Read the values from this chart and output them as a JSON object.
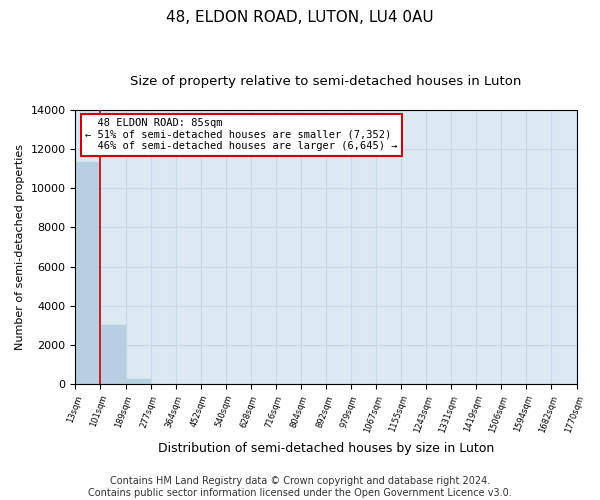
{
  "title": "48, ELDON ROAD, LUTON, LU4 0AU",
  "subtitle": "Size of property relative to semi-detached houses in Luton",
  "xlabel": "Distribution of semi-detached houses by size in Luton",
  "ylabel": "Number of semi-detached properties",
  "footer_line1": "Contains HM Land Registry data © Crown copyright and database right 2024.",
  "footer_line2": "Contains public sector information licensed under the Open Government Licence v3.0.",
  "bar_values": [
    11350,
    3020,
    250,
    30,
    10,
    5,
    3,
    2,
    1,
    1,
    0,
    0,
    0,
    0,
    0,
    0,
    0,
    0,
    0,
    0
  ],
  "x_labels": [
    "13sqm",
    "101sqm",
    "189sqm",
    "277sqm",
    "364sqm",
    "452sqm",
    "540sqm",
    "628sqm",
    "716sqm",
    "804sqm",
    "892sqm",
    "979sqm",
    "1067sqm",
    "1155sqm",
    "1243sqm",
    "1331sqm",
    "1419sqm",
    "1506sqm",
    "1594sqm",
    "1682sqm",
    "1770sqm"
  ],
  "bar_color": "#b8cfe0",
  "bar_edge_color": "#b8cfe0",
  "grid_color": "#c5d8e8",
  "background_color": "#dce8f2",
  "property_line_x": 1.0,
  "property_line_color": "#cc0000",
  "annotation_text": "  48 ELDON ROAD: 85sqm\n← 51% of semi-detached houses are smaller (7,352)\n  46% of semi-detached houses are larger (6,645) →",
  "annotation_box_color": "#ffffff",
  "annotation_border_color": "#cc0000",
  "ylim": [
    0,
    14000
  ],
  "yticks": [
    0,
    2000,
    4000,
    6000,
    8000,
    10000,
    12000,
    14000
  ],
  "title_fontsize": 11,
  "subtitle_fontsize": 9.5,
  "annotation_fontsize": 7.5,
  "footer_fontsize": 7,
  "ylabel_fontsize": 8,
  "xlabel_fontsize": 9
}
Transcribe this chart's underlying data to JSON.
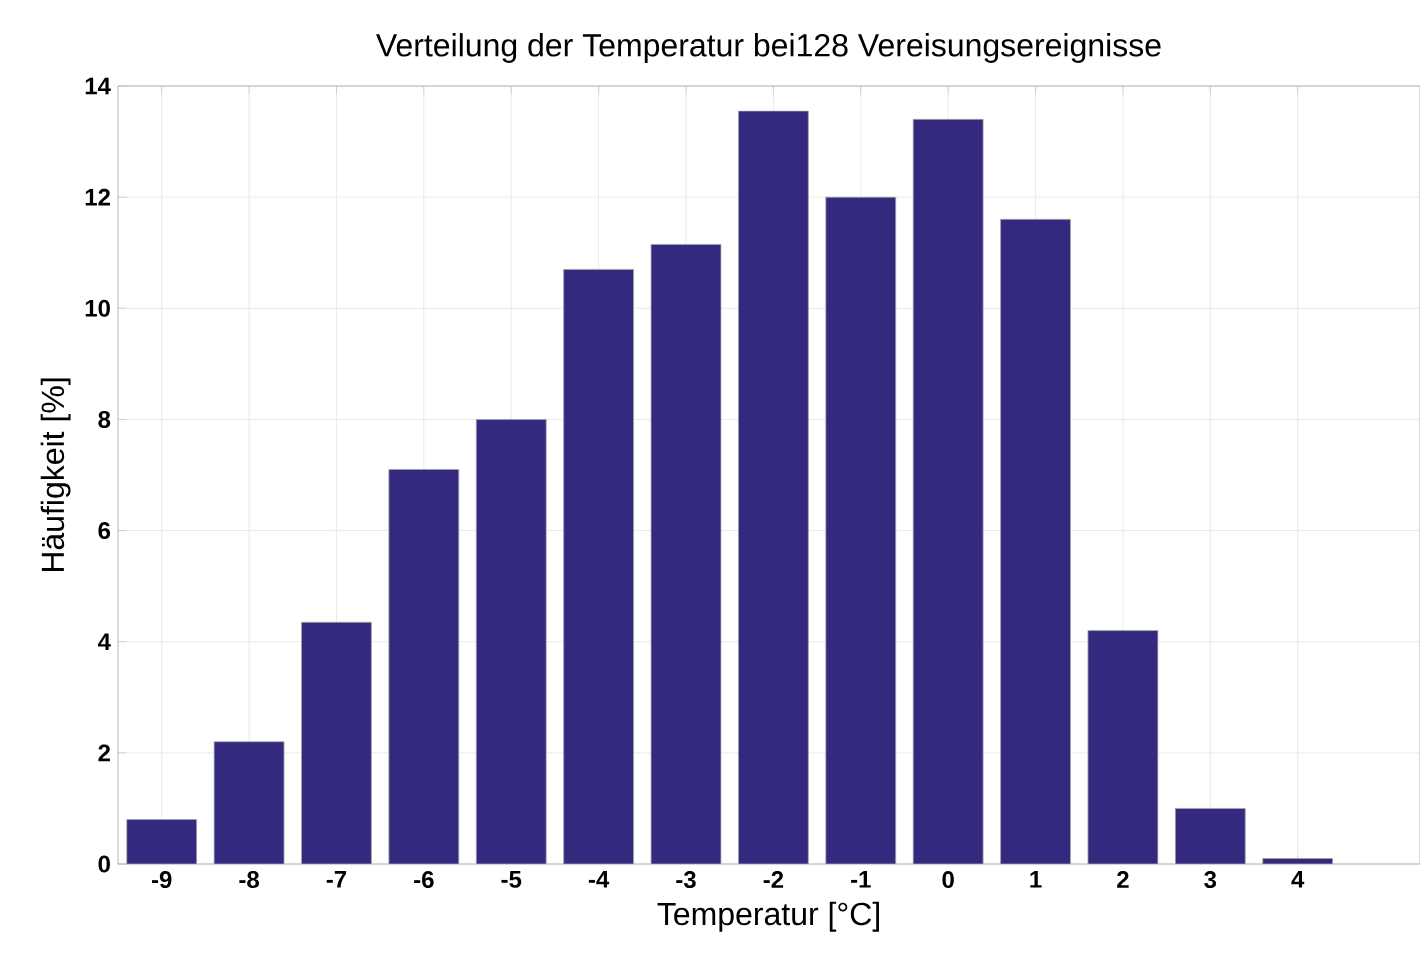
{
  "chart_data": {
    "type": "bar",
    "title": "Verteilung der Temperatur bei128 Vereisungsereignisse",
    "xlabel": "Temperatur [°C]",
    "ylabel": "Häufigkeit [%]",
    "x": [
      -9,
      -8,
      -7,
      -6,
      -5,
      -4,
      -3,
      -2,
      -1,
      0,
      1,
      2,
      3,
      4
    ],
    "values": [
      0.8,
      2.2,
      4.35,
      7.1,
      8.0,
      10.7,
      11.15,
      13.55,
      12.0,
      13.4,
      11.6,
      4.2,
      1.0,
      0.1
    ],
    "color": "#332a80",
    "xlim": [
      -9.5,
      5.4
    ],
    "xticks": [
      -9,
      -8,
      -7,
      -6,
      -5,
      -4,
      -3,
      -2,
      -1,
      0,
      1,
      2,
      3,
      4
    ],
    "ylim": [
      0,
      14
    ],
    "yticks": [
      0,
      2,
      4,
      6,
      8,
      10,
      12,
      14
    ],
    "grid": true
  }
}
-*-
PROBLEM REQUIREMENTS —
Exactly reproduce the entries above, minus the pictures.

COMPLETE RESPONSE —
Read the values from this chart and output them as a JSON object.
{
  "title": "48, ELDON ROAD, LUTON, LU4 0AU",
  "subtitle": "Size of property relative to semi-detached houses in Luton",
  "xlabel": "Distribution of semi-detached houses by size in Luton",
  "ylabel": "Number of semi-detached properties",
  "footer_line1": "Contains HM Land Registry data © Crown copyright and database right 2024.",
  "footer_line2": "Contains public sector information licensed under the Open Government Licence v3.0.",
  "bar_values": [
    11350,
    3020,
    250,
    30,
    10,
    5,
    3,
    2,
    1,
    1,
    0,
    0,
    0,
    0,
    0,
    0,
    0,
    0,
    0,
    0
  ],
  "x_labels": [
    "13sqm",
    "101sqm",
    "189sqm",
    "277sqm",
    "364sqm",
    "452sqm",
    "540sqm",
    "628sqm",
    "716sqm",
    "804sqm",
    "892sqm",
    "979sqm",
    "1067sqm",
    "1155sqm",
    "1243sqm",
    "1331sqm",
    "1419sqm",
    "1506sqm",
    "1594sqm",
    "1682sqm",
    "1770sqm"
  ],
  "bar_color": "#b8cfe0",
  "bar_edge_color": "#b8cfe0",
  "grid_color": "#c5d8e8",
  "background_color": "#dce8f2",
  "property_line_x": 1.0,
  "property_line_color": "#cc0000",
  "annotation_text": "  48 ELDON ROAD: 85sqm\n← 51% of semi-detached houses are smaller (7,352)\n  46% of semi-detached houses are larger (6,645) →",
  "annotation_box_color": "#ffffff",
  "annotation_border_color": "#cc0000",
  "ylim": [
    0,
    14000
  ],
  "yticks": [
    0,
    2000,
    4000,
    6000,
    8000,
    10000,
    12000,
    14000
  ],
  "title_fontsize": 11,
  "subtitle_fontsize": 9.5,
  "annotation_fontsize": 7.5,
  "footer_fontsize": 7,
  "ylabel_fontsize": 8,
  "xlabel_fontsize": 9
}
Transcribe this chart's underlying data to JSON.
{
  "chart_data": {
    "type": "bar",
    "title": "Verteilung der Temperatur bei128 Vereisungsereignisse",
    "xlabel": "Temperatur [°C]",
    "ylabel": "Häufigkeit [%]",
    "x": [
      -9,
      -8,
      -7,
      -6,
      -5,
      -4,
      -3,
      -2,
      -1,
      0,
      1,
      2,
      3,
      4
    ],
    "values": [
      0.8,
      2.2,
      4.35,
      7.1,
      8.0,
      10.7,
      11.15,
      13.55,
      12.0,
      13.4,
      11.6,
      4.2,
      1.0,
      0.1
    ],
    "color": "#332a80",
    "xlim": [
      -9.5,
      5.4
    ],
    "xticks": [
      -9,
      -8,
      -7,
      -6,
      -5,
      -4,
      -3,
      -2,
      -1,
      0,
      1,
      2,
      3,
      4
    ],
    "ylim": [
      0,
      14
    ],
    "yticks": [
      0,
      2,
      4,
      6,
      8,
      10,
      12,
      14
    ],
    "grid": true
  }
}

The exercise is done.